- _DIRECTIONS FOR THIS TASK_: For each line below that includes the word "Velocity", make a copy.

..........

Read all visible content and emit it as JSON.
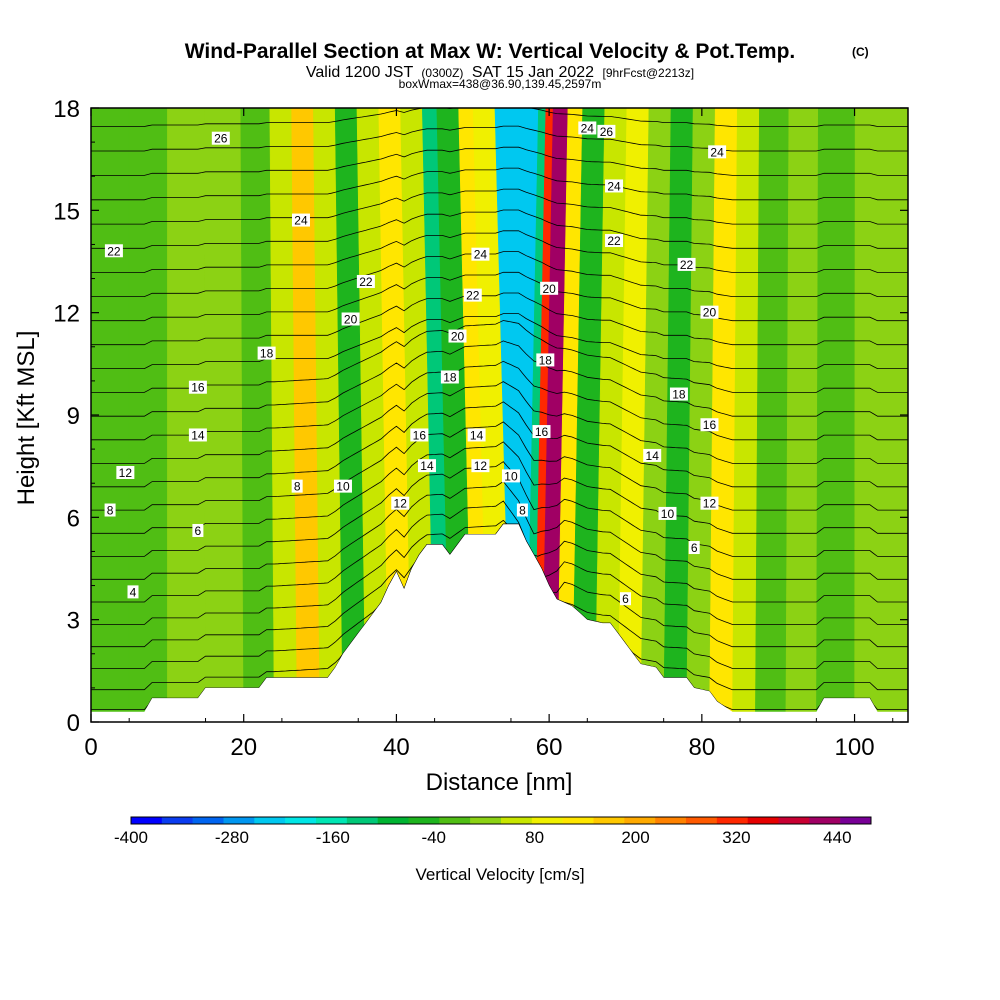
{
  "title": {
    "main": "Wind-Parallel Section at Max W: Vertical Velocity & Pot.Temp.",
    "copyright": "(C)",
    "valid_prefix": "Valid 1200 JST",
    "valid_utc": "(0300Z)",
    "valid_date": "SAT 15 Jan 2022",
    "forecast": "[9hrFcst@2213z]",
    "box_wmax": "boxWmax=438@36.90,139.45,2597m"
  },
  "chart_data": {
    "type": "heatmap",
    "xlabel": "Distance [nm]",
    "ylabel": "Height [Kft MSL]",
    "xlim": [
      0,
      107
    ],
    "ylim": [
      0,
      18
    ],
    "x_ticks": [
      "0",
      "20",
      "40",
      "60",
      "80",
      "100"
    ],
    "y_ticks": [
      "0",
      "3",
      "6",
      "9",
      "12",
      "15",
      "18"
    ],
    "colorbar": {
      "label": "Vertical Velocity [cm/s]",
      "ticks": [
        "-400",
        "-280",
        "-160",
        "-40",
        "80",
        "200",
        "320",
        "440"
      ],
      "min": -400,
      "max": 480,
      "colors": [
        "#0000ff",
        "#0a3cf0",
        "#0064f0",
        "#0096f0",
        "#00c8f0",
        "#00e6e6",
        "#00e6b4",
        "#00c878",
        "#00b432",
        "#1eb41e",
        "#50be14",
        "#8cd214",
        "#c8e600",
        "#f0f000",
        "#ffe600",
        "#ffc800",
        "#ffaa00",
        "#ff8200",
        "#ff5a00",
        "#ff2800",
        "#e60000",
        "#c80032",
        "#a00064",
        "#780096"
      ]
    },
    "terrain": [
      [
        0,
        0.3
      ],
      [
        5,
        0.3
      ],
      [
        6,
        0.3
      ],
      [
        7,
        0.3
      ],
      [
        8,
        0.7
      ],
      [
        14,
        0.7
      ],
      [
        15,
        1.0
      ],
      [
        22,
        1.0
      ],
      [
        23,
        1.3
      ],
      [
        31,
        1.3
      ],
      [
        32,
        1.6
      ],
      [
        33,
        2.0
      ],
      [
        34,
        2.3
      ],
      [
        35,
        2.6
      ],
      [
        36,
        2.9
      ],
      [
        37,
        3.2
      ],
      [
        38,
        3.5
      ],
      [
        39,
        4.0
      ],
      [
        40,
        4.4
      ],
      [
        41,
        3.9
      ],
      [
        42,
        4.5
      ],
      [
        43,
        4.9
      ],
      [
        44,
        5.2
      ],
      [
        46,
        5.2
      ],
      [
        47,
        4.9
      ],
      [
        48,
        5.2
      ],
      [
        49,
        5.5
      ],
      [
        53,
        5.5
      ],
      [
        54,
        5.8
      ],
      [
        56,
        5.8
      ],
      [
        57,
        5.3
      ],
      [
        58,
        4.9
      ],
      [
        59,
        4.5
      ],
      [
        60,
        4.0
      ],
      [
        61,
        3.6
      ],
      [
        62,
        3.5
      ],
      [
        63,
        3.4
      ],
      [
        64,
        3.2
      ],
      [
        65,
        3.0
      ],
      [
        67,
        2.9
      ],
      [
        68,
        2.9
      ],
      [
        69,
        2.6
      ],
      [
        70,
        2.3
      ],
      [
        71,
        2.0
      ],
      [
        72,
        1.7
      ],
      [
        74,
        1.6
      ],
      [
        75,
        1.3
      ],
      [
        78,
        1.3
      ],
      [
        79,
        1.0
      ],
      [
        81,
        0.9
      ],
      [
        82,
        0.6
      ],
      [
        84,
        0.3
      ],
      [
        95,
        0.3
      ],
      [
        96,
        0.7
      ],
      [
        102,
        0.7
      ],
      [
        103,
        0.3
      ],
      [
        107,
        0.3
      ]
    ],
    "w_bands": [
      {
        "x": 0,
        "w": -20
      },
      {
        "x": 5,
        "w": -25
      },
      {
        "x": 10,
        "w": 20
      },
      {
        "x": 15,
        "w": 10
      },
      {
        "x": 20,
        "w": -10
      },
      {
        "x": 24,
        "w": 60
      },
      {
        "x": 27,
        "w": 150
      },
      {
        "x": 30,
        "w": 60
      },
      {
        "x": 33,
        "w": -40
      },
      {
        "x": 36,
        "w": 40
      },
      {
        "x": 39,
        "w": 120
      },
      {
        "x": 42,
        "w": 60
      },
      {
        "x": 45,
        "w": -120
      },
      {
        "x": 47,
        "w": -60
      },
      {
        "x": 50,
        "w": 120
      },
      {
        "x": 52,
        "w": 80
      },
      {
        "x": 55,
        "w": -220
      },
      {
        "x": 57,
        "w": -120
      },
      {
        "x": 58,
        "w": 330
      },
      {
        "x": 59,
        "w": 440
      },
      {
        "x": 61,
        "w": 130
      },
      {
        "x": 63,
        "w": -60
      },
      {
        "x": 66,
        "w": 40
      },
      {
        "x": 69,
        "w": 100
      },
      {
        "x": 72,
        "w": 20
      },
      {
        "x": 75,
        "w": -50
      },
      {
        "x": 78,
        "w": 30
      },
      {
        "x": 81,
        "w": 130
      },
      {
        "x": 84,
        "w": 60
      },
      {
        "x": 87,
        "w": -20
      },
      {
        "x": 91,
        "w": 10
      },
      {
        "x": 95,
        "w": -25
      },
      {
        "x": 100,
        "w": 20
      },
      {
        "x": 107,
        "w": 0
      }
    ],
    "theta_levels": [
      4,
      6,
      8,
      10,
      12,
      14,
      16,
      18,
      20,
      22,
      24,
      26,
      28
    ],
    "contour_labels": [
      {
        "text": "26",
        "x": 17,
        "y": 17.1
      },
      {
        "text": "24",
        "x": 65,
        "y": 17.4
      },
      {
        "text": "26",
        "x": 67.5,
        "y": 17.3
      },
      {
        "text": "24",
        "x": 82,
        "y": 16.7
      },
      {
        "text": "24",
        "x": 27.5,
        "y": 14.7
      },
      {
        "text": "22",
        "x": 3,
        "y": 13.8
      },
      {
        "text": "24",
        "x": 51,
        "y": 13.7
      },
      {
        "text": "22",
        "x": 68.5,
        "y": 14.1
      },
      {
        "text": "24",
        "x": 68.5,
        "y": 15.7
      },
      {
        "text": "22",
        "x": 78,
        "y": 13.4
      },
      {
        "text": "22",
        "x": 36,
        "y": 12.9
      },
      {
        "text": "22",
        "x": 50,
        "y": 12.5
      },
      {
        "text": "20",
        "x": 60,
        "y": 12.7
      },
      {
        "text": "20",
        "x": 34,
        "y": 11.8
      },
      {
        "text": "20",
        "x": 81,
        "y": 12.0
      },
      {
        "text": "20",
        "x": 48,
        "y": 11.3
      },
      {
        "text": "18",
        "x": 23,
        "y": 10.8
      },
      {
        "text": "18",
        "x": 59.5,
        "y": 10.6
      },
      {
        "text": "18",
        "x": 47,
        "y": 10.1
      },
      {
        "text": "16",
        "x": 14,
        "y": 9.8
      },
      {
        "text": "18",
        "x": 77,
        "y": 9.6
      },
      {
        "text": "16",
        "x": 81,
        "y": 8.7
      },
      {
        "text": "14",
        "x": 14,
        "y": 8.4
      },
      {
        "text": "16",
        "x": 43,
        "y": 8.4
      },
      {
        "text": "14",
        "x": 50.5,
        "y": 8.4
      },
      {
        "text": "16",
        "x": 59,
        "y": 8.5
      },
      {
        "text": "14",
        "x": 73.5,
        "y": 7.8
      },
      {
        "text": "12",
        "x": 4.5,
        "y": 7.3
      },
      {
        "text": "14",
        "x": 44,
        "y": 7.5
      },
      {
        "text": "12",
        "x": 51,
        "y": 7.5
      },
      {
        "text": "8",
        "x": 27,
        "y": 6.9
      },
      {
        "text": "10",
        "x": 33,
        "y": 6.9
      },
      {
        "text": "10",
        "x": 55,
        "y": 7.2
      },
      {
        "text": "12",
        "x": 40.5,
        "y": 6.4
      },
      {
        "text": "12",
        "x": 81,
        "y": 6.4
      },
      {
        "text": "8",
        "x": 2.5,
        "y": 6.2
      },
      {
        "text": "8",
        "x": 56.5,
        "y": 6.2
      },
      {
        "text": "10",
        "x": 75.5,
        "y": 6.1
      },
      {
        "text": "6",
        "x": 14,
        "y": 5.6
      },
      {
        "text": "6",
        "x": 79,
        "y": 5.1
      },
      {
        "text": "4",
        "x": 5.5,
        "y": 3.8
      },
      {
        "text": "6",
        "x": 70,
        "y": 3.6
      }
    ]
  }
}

..........

- _REPLY TO THE TASK_:
    "main": "Wind-Parallel Section at Max W: Vertical Velocity & Pot.Temp.",
      "label": "Vertical Velocity [cm/s]",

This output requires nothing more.